- [Extract to read]
::::::

Multifaceted Approach to Protecting Deep-Sea Corals in the U.S. South Atlantic

Thomas F. Hourigan, NOAA Fisheries Service, Deep Sea Coral Research & Technology Program, Silver Spring, MD, United States, Chip Collier, South Atlantic Fishery Management Council, Charleston, SC, United States, Matthew D Poti, NOAA National Centers for Coastal Ocean Science, Silver Spring, MD, United States and Heather M Coleman, NOAA Deep Sea Coral Research and Technology Program, Silver Spring, MD, United States
The United States has been protecting deep-sea corals and sponges from fishing impacts for over 35 years, and new observations have accelerated conservation efforts. Each U.S. regional fishery management council has now protected portions of the deep sea, although impetus for protection, input data, area size, fishing regulations, and mechanisms of protection vary greatly. Working with the National Oceanic and Atmospheric Administration (NOAA), the South Atlantic Fishery Management Council pioneered the protection of deep-sea corals in 1983 based on observed and suspected coral bio-herm locations. In these Coral Habitat Areas of Particular Concern (CHAPCs), bottom tending gear such as shrimp trawls and crab pots are prohibited. The council has since expanded the size of the CHAPCs to protect coral in greater than 24,000 square miles based on observations of coral habitats and bathymetric anomalies. The council is now planning to refine existing CHAPC boundaries considering new survey data provided by NOAA’s Office of Ocean Exploration & Research and Deep Sea Coral Research & Technology Program, and updated habitat suitability models provided by NOAA’s National Centers for Coastal Ocean Science. These updated models incorporate a considerable number of new observations from high resolution visual surveys (e.g. from remotely operated vehicle surveys by NOAA Ship Okeanos Explorer) and improved bathymetric data from multibeam and 3D seismic surveys. The models use locations of both deep-sea coral and sponge presence and absence to predict the probability of their occurrence. The council will soon be considering these novel occupancy models to develop and refine CHAPCs boundaries to protect these vulnerable and valuable resources in the U.S. South Atlantic region.

::::::

- [What needs to be done] In the abstract on deep-sea coral protection, condense the paragraph beginning "The United States has been protecting" into a bulleted list of its main facts.

[Data entries]
::::::

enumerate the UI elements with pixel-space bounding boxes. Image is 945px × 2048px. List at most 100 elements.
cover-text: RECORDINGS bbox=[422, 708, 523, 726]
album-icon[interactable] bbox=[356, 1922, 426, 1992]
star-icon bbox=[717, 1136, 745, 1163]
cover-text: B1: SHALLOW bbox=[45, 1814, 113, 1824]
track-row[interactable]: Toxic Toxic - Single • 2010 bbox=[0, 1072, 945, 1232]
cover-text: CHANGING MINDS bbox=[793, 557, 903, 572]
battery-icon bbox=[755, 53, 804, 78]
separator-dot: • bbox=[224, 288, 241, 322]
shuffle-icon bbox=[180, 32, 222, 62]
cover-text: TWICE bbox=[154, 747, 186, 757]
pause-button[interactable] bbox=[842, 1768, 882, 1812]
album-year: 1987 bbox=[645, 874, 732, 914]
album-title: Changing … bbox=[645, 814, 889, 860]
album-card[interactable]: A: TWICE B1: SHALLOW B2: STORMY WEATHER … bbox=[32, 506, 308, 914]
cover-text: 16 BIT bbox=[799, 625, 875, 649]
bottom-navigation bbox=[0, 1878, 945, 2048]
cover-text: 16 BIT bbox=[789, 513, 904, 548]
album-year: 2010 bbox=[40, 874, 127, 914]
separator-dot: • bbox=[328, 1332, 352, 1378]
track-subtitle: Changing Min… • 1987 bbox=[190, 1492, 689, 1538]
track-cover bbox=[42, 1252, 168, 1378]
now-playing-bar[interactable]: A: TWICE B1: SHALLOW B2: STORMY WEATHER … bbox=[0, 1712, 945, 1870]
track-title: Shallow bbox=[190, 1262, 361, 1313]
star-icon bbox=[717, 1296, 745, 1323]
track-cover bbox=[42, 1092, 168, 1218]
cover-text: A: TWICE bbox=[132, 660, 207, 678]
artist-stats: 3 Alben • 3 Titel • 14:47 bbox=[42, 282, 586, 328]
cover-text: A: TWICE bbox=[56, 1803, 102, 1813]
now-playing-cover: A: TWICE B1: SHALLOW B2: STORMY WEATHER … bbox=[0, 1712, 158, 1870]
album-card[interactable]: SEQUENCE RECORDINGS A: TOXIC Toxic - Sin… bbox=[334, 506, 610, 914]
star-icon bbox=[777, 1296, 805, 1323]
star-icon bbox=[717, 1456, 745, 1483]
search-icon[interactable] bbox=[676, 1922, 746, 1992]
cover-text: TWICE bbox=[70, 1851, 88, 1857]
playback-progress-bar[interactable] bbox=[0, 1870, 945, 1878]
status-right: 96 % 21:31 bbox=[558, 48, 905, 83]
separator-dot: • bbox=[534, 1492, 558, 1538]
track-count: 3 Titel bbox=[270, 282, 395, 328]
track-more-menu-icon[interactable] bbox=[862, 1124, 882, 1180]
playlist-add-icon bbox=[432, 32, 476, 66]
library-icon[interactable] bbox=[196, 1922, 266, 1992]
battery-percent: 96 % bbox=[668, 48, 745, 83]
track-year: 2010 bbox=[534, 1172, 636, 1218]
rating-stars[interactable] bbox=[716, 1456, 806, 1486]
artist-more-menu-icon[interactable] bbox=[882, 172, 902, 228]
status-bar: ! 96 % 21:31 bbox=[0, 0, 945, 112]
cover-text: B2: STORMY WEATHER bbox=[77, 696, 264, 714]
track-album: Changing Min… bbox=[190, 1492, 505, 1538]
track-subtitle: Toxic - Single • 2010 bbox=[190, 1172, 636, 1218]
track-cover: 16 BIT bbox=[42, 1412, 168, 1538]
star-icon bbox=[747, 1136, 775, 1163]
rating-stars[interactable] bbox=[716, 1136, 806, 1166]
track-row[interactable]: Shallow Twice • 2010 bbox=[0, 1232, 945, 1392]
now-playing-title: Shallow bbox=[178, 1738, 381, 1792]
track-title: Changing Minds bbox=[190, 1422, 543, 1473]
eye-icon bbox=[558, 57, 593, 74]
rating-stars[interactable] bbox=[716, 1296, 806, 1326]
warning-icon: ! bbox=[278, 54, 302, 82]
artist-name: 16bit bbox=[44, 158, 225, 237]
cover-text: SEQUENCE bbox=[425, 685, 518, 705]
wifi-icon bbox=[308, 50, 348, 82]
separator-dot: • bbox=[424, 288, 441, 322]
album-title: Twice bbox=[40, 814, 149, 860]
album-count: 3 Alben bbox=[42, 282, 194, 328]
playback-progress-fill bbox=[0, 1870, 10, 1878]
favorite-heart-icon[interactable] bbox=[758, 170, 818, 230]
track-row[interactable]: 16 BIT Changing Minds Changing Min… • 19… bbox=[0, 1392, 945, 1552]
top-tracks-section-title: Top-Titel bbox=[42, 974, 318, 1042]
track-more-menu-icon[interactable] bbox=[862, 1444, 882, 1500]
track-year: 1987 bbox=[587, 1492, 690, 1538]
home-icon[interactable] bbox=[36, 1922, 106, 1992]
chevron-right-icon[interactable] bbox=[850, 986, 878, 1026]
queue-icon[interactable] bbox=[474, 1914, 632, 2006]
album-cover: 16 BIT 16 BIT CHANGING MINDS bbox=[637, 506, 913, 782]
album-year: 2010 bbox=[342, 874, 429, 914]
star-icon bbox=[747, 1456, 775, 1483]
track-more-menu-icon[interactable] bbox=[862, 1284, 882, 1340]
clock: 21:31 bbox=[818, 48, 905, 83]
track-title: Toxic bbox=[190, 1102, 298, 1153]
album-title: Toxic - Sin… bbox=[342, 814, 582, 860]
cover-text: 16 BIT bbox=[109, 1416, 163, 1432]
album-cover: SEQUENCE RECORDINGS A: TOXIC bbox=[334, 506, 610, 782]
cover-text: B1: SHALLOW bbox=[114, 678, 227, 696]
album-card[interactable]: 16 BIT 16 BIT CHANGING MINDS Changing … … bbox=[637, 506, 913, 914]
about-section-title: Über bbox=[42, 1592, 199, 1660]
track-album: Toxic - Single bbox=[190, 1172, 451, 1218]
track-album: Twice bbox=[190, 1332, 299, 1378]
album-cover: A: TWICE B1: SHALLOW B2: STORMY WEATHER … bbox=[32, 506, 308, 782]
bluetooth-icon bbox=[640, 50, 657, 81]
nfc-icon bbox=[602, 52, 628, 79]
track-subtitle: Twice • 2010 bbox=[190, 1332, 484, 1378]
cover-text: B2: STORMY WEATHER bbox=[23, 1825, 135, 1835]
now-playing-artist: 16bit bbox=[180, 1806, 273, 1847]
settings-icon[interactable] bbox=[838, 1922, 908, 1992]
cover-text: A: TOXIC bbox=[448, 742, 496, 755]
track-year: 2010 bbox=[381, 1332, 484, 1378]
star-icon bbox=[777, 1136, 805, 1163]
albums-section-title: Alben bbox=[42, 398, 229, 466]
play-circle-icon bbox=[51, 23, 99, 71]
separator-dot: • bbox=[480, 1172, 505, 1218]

::::::

- [Exercise result]
- The United States has protected deep-sea corals and sponges from fishing impacts for over 35 years, and new observations have accelerated conservation efforts.
- Every U.S. regional fishery management council now protects parts of the deep sea, though the impetus, input data, area size, fishing rules and mechanisms vary greatly.
- Working with NOAA, the South Atlantic Fishery Management Council pioneered deep-sea coral protection in 1983 based on observed and suspected coral bioherm locations.
- Bottom-tending gear such as shrimp trawls and crab pots is banned in these Coral Habitat Areas of Particular Concern (CHAPCs).
- The council has since expanded the CHAPCs to protect coral in more than 24,000 square miles, based on observations of coral habitats and bathymetric anomalies.
- The council now plans to refine CHAPC boundaries using new survey data from NOAA's Office of Ocean Exploration & Research and Deep Sea Coral Research & Technology Program, along with updated habitat suitability models from NOAA's National Centers for Coastal Ocean Science.
- The updated models add many new observations from high-resolution visual surveys, such as remotely operated vehicle surveys by NOAA Ship Okeanos Explorer, and improved bathymetric data from multibeam and 3D seismic surveys.
- The models use the presence and absence of deep-sea coral and sponge to predict the probability of their occurrence.
- The council will soon consider these occupancy models to develop and refine CHAPC boundaries protecting these vulnerable and valuable resources in the U.S. South Atlantic region.